=== Required work ===
Sort through the data and copy the lines holding the word "icon".

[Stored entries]
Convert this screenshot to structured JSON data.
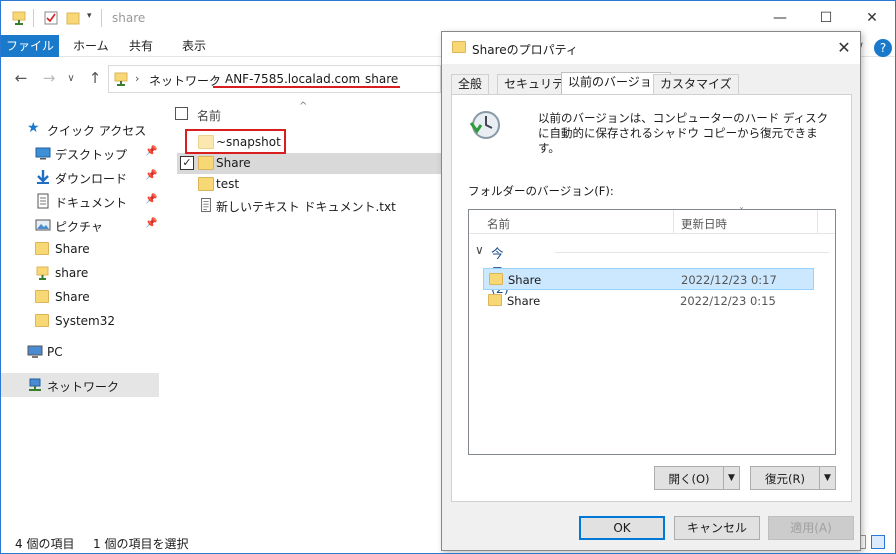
{
  "window": {
    "title": "share",
    "minimize_glyph": "—",
    "maximize_glyph": "☐",
    "close_glyph": "✕"
  },
  "ribbon": {
    "tabs": [
      "ファイル",
      "ホーム",
      "共有",
      "表示"
    ]
  },
  "address": {
    "segments": [
      "ネットワーク",
      "ANF-7585.localad.com",
      "share"
    ]
  },
  "nav": {
    "items": [
      {
        "label": "クイック アクセス",
        "icon": "star-icon",
        "pinned": false
      },
      {
        "label": "デスクトップ",
        "icon": "desktop-icon",
        "pinned": true
      },
      {
        "label": "ダウンロード",
        "icon": "download-icon",
        "pinned": true
      },
      {
        "label": "ドキュメント",
        "icon": "document-icon",
        "pinned": true
      },
      {
        "label": "ピクチャ",
        "icon": "picture-icon",
        "pinned": true
      },
      {
        "label": "Share",
        "icon": "folder-icon",
        "pinned": false
      },
      {
        "label": "share",
        "icon": "network-folder-icon",
        "pinned": false
      },
      {
        "label": "Share",
        "icon": "folder-icon",
        "pinned": false
      },
      {
        "label": "System32",
        "icon": "folder-icon",
        "pinned": false
      },
      {
        "label": "PC",
        "icon": "pc-icon",
        "pinned": false
      },
      {
        "label": "ネットワーク",
        "icon": "network-icon",
        "pinned": false
      }
    ]
  },
  "files": {
    "column_name": "名前",
    "rows": [
      {
        "name": "~snapshot",
        "type": "folder",
        "hidden": true,
        "checked": false,
        "selected": false
      },
      {
        "name": "Share",
        "type": "folder",
        "hidden": false,
        "checked": true,
        "selected": true
      },
      {
        "name": "test",
        "type": "folder",
        "hidden": false,
        "checked": false,
        "selected": false
      },
      {
        "name": "新しいテキスト ドキュメント.txt",
        "type": "text",
        "hidden": false,
        "checked": false,
        "selected": false
      }
    ]
  },
  "status": {
    "item_count": "4 個の項目",
    "selected_count": "1 個の項目を選択"
  },
  "dialog": {
    "title": "Shareのプロパティ",
    "tabs": [
      "全般",
      "セキュリティ",
      "以前のバージョン",
      "カスタマイズ"
    ],
    "active_tab": 2,
    "description": "以前のバージョンは、コンピューターのハード ディスクに自動的に保存されるシャドウ コピーから復元できます。",
    "folder_versions_label": "フォルダーのバージョン(F):",
    "columns": {
      "name": "名前",
      "modified": "更新日時"
    },
    "group_label": "今日 (2)",
    "versions": [
      {
        "name": "Share",
        "date": "2022/12/23 0:17",
        "selected": true
      },
      {
        "name": "Share",
        "date": "2022/12/23 0:15",
        "selected": false
      }
    ],
    "open_button": "開く(O)",
    "restore_button": "復元(R)",
    "ok_button": "OK",
    "cancel_button": "キャンセル",
    "apply_button": "適用(A)"
  },
  "colors": {
    "accent": "#1979ca",
    "highlight_red": "#d81e1e",
    "folder": "#f8d775"
  }
}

=== Response to this task ===
        "icon": "star-icon",
        "icon": "desktop-icon",
        "icon": "download-icon",
        "icon": "document-icon",
        "icon": "picture-icon",
        "icon": "folder-icon",
        "icon": "network-folder-icon",
        "icon": "folder-icon",
        "icon": "folder-icon",
        "icon": "pc-icon",
        "icon": "network-icon",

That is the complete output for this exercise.